• **Task inputs**:

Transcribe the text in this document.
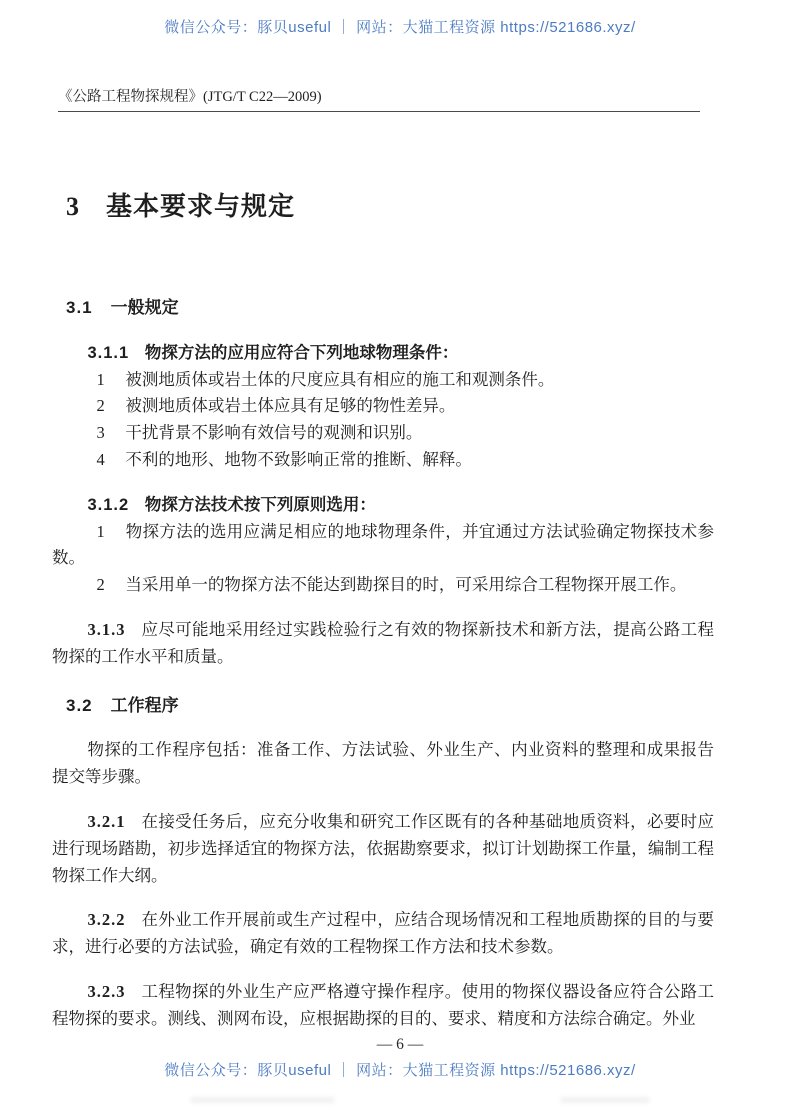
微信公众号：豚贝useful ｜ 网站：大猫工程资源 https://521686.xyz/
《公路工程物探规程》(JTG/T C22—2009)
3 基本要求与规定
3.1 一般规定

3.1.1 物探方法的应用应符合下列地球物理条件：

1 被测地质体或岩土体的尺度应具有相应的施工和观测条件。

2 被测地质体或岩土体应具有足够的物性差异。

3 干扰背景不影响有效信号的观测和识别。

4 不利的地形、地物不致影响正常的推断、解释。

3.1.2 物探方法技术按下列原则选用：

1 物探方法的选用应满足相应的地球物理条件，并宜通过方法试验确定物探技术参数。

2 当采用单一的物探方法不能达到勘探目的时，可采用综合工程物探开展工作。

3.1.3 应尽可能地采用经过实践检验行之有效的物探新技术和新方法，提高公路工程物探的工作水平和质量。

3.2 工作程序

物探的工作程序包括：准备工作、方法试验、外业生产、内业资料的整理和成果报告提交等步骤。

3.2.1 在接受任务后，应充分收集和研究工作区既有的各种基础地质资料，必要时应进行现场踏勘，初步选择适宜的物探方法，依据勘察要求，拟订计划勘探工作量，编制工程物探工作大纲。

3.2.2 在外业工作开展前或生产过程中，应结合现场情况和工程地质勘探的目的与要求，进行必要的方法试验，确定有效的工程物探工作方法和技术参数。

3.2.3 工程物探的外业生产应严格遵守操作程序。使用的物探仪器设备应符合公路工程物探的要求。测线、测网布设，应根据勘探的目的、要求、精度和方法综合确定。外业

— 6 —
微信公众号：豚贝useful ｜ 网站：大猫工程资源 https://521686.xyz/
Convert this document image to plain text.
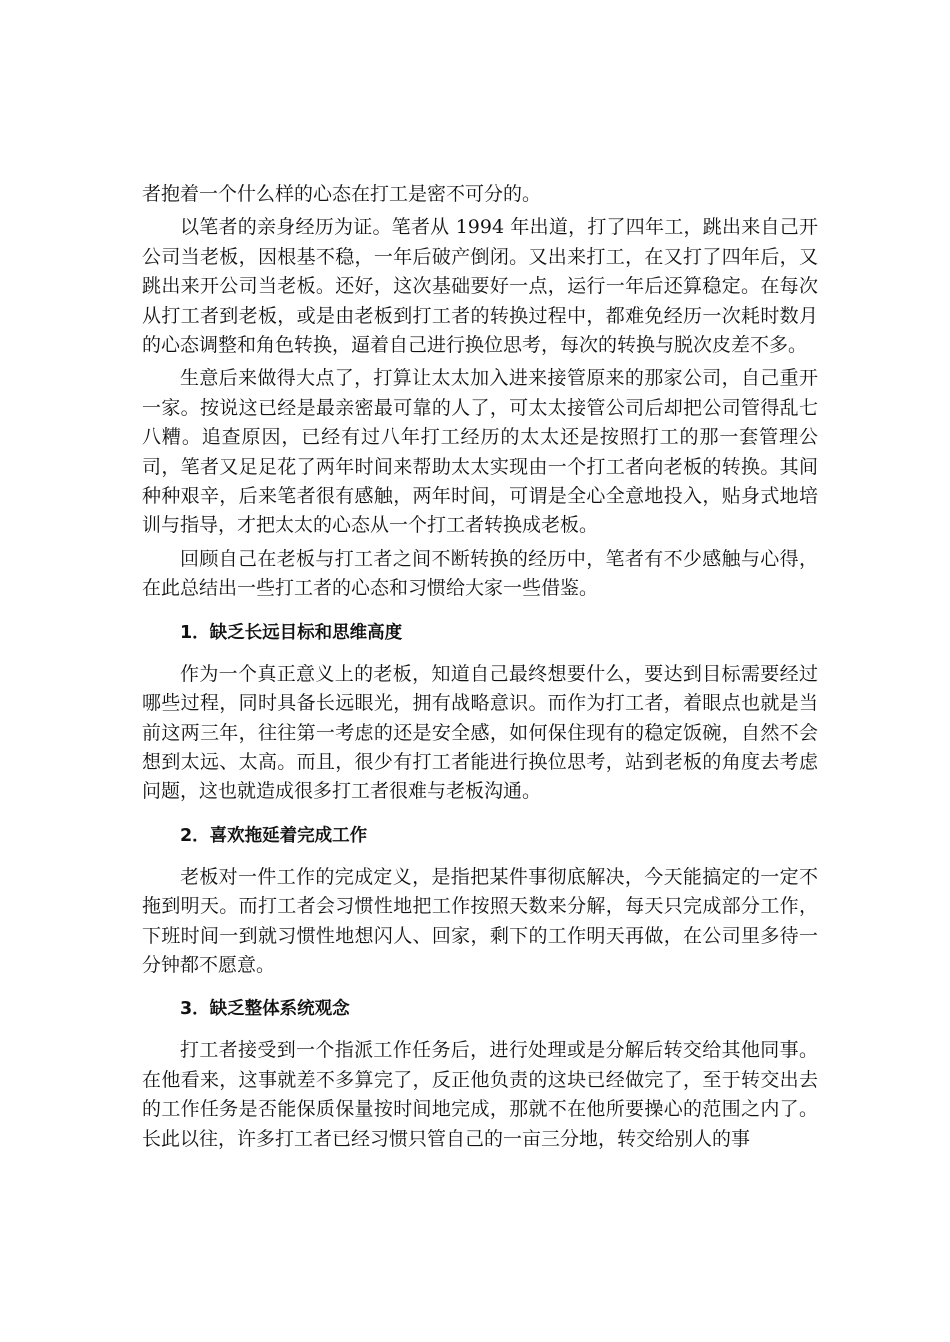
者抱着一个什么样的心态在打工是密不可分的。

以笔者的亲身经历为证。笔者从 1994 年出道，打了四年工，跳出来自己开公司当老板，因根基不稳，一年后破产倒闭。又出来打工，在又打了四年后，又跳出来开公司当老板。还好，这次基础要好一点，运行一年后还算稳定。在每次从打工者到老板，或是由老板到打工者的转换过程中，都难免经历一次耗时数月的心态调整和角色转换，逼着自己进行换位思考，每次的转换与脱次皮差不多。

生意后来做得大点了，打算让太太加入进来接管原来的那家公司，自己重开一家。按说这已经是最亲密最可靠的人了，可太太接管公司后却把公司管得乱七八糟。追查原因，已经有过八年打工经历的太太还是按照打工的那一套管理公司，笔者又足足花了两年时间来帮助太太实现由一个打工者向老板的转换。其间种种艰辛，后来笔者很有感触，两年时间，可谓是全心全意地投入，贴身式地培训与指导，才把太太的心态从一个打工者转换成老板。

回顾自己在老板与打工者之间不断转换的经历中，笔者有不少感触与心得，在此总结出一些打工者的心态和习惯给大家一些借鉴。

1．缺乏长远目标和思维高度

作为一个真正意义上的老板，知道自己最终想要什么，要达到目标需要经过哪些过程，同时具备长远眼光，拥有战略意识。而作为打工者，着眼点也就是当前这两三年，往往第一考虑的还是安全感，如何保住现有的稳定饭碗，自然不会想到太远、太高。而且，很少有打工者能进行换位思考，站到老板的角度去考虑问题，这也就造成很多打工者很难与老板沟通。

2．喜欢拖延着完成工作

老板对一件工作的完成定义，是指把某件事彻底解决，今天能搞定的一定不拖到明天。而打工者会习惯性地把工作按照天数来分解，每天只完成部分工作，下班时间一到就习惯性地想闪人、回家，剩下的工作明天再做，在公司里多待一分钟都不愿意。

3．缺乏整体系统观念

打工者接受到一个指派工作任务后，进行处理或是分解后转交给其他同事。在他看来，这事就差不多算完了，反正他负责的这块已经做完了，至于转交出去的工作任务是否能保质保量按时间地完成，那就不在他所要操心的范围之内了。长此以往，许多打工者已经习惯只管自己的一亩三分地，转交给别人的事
...
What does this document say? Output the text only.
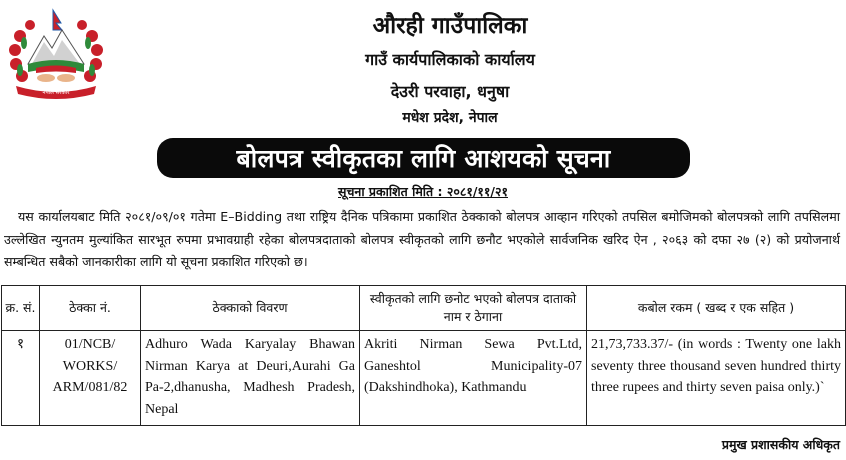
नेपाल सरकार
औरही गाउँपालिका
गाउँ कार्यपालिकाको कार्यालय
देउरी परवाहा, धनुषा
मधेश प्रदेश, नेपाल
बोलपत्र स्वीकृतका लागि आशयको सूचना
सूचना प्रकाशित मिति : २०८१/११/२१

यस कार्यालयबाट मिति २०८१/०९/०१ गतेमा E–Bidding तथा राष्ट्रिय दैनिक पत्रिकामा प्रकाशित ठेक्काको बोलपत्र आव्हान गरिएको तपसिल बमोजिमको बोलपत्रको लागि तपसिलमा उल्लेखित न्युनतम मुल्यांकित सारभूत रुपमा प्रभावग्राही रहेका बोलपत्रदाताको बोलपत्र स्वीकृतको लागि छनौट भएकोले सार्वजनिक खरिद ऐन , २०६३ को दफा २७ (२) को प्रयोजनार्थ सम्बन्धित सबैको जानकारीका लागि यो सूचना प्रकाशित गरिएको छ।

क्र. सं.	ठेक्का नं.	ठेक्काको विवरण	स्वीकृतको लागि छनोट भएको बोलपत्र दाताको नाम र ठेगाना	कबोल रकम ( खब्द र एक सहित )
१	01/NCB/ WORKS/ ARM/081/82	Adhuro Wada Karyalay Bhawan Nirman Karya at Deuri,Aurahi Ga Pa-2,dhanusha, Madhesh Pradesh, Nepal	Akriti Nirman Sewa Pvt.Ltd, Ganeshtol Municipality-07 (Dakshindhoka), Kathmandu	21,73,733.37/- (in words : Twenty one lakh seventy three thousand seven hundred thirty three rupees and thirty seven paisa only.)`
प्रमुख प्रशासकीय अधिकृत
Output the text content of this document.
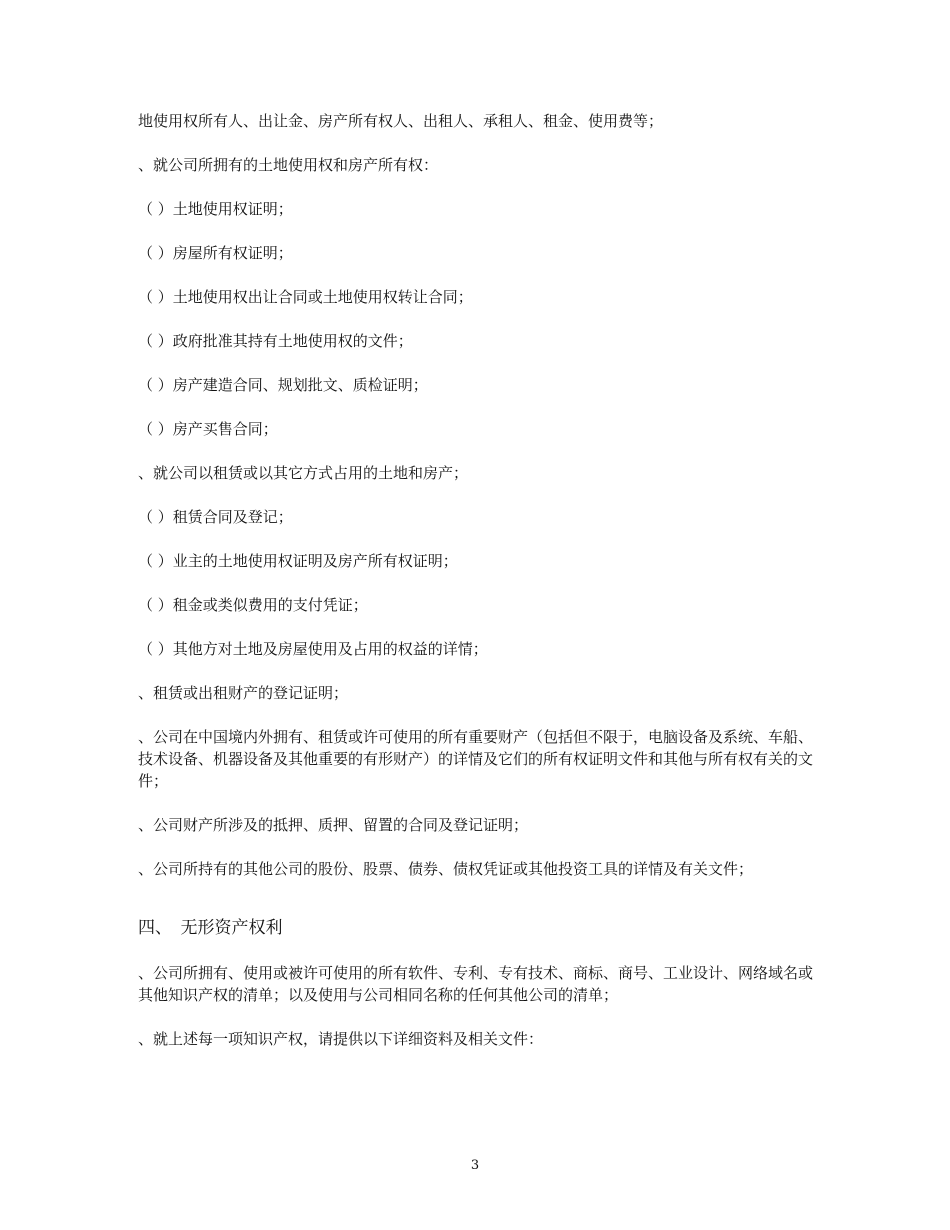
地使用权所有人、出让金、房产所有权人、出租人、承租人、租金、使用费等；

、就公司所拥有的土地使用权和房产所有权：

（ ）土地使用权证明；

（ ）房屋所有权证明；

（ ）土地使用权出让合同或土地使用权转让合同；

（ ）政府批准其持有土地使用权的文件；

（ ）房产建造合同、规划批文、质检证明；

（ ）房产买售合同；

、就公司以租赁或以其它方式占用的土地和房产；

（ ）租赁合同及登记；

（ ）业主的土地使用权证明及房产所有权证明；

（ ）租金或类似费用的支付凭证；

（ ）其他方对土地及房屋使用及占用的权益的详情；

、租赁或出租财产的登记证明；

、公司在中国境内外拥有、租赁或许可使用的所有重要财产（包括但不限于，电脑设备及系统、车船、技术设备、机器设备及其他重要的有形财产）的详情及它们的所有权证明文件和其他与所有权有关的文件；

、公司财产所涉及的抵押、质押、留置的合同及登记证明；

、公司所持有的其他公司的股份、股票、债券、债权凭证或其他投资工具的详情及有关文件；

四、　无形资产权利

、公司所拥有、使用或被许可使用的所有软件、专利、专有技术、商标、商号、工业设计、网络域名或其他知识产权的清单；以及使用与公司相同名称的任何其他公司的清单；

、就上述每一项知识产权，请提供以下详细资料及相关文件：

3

• **Aim of the task**: How many of the lines above hold the word "this"? Give only that number.

• **Task answer**: 4